**PROBLEM DETAILS:** Gather each line in the entries that includes the string "View".

**TASK INPUT:**
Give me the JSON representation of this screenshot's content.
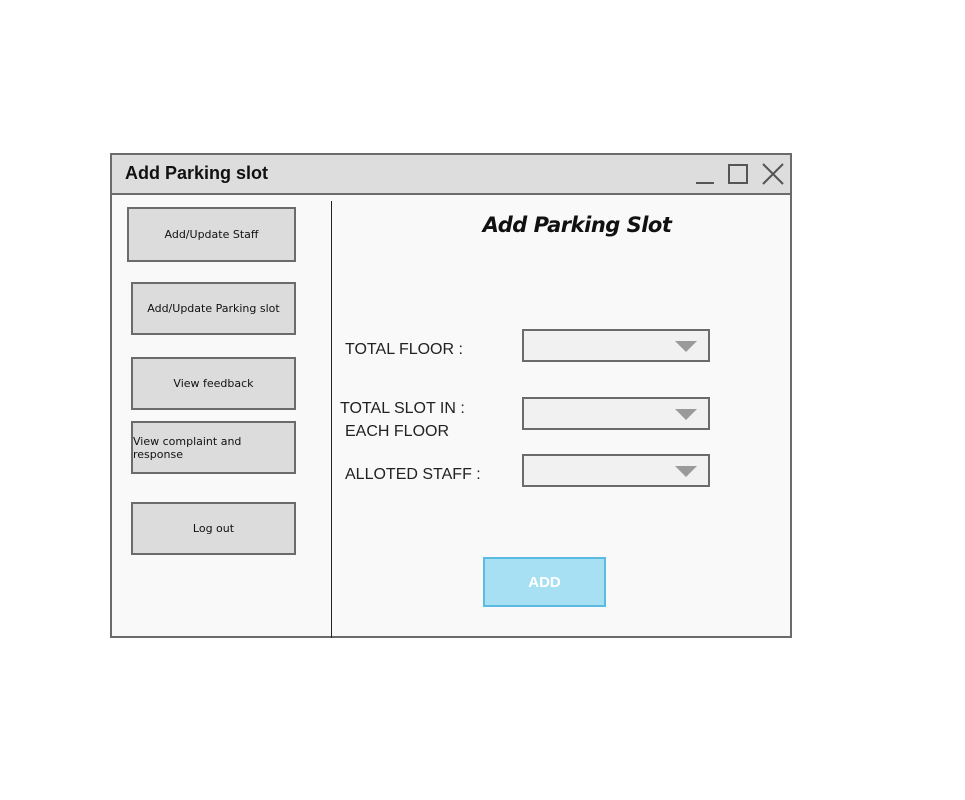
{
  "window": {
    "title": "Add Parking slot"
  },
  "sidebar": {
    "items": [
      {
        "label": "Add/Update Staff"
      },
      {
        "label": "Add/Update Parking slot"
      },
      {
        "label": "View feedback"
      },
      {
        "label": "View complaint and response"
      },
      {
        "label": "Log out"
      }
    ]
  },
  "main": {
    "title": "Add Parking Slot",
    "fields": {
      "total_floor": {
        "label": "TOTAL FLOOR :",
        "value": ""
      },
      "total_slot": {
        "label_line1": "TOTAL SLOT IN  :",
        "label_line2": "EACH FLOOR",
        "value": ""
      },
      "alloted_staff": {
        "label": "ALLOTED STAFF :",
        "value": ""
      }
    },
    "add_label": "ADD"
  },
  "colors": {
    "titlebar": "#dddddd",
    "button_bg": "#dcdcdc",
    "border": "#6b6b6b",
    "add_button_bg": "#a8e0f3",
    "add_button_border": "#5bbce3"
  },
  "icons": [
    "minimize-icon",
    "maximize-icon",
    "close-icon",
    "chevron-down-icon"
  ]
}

**EXERCISE ANSWER:**
        "label": "View feedback"
        "label": "View complaint and response"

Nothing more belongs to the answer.